Reproduce all of the material exactly as shown.

*Supplied records*.
::::::::::
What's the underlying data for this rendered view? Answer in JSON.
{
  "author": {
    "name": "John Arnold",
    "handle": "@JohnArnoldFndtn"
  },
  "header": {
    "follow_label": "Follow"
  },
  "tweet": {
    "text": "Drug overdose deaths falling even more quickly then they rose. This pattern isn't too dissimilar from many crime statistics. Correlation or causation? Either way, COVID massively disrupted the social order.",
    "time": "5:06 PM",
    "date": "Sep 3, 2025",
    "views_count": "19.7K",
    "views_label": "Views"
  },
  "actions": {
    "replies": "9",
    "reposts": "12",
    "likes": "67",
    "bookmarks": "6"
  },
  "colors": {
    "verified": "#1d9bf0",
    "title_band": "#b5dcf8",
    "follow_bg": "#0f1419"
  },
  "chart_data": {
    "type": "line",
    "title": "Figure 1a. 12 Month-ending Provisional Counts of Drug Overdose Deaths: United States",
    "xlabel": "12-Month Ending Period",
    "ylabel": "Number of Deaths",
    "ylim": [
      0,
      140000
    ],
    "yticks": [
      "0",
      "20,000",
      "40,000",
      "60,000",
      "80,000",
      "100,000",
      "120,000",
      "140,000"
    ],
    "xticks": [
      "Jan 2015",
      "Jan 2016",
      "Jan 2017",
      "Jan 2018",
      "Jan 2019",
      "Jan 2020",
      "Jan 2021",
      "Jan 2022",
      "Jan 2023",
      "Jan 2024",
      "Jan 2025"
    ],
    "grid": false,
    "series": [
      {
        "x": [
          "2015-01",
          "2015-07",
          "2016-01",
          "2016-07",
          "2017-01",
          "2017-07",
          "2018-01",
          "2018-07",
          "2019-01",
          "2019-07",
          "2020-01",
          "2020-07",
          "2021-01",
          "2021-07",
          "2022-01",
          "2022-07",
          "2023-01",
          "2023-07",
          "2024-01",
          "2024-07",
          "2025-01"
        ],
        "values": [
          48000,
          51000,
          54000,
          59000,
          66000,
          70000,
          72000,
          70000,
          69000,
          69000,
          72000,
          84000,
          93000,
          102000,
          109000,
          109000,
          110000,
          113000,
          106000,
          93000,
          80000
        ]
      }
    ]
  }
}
::::::::::
*Completed exercise*.
What's the underlying data for this rendered view? Answer in JSON.
{
  "author": {
    "name": "John Arnold",
    "handle": "@JohnArnoldFndtn"
  },
  "header": {
    "follow_label": "Follow"
  },
  "tweet": {
    "text": "Drug overdose deaths falling even more quickly then they rose. This pattern isn't too dissimilar from many crime statistics. Correlation or causation? Either way, COVID massively disrupted the social order.",
    "time": "5:06 PM",
    "date": "Sep 3, 2025",
    "views_count": "19.7K",
    "views_label": "Views"
  },
  "actions": {
    "replies": "9",
    "reposts": "12",
    "likes": "67",
    "bookmarks": "6"
  },
  "colors": {
    "verified": "#1d9bf0",
    "title_band": "#b5dcf8",
    "follow_bg": "#0f1419"
  },
  "chart_data": {
    "type": "line",
    "title": "Figure 1a. 12 Month-ending Provisional Counts of Drug Overdose Deaths: United States",
    "xlabel": "12-Month Ending Period",
    "ylabel": "Number of Deaths",
    "ylim": [
      0,
      140000
    ],
    "yticks": [
      "0",
      "20,000",
      "40,000",
      "60,000",
      "80,000",
      "100,000",
      "120,000",
      "140,000"
    ],
    "xticks": [
      "Jan 2015",
      "Jan 2016",
      "Jan 2017",
      "Jan 2018",
      "Jan 2019",
      "Jan 2020",
      "Jan 2021",
      "Jan 2022",
      "Jan 2023",
      "Jan 2024",
      "Jan 2025"
    ],
    "grid": false,
    "series": [
      {
        "x": [
          "2015-01",
          "2015-07",
          "2016-01",
          "2016-07",
          "2017-01",
          "2017-07",
          "2018-01",
          "2018-07",
          "2019-01",
          "2019-07",
          "2020-01",
          "2020-07",
          "2021-01",
          "2021-07",
          "2022-01",
          "2022-07",
          "2023-01",
          "2023-07",
          "2024-01",
          "2024-07",
          "2025-01"
        ],
        "values": [
          48000,
          51000,
          54000,
          59000,
          66000,
          70000,
          72000,
          70000,
          69000,
          69000,
          72000,
          84000,
          93000,
          102000,
          109000,
          109000,
          110000,
          113000,
          106000,
          93000,
          80000
        ]
      }
    ]
  }
}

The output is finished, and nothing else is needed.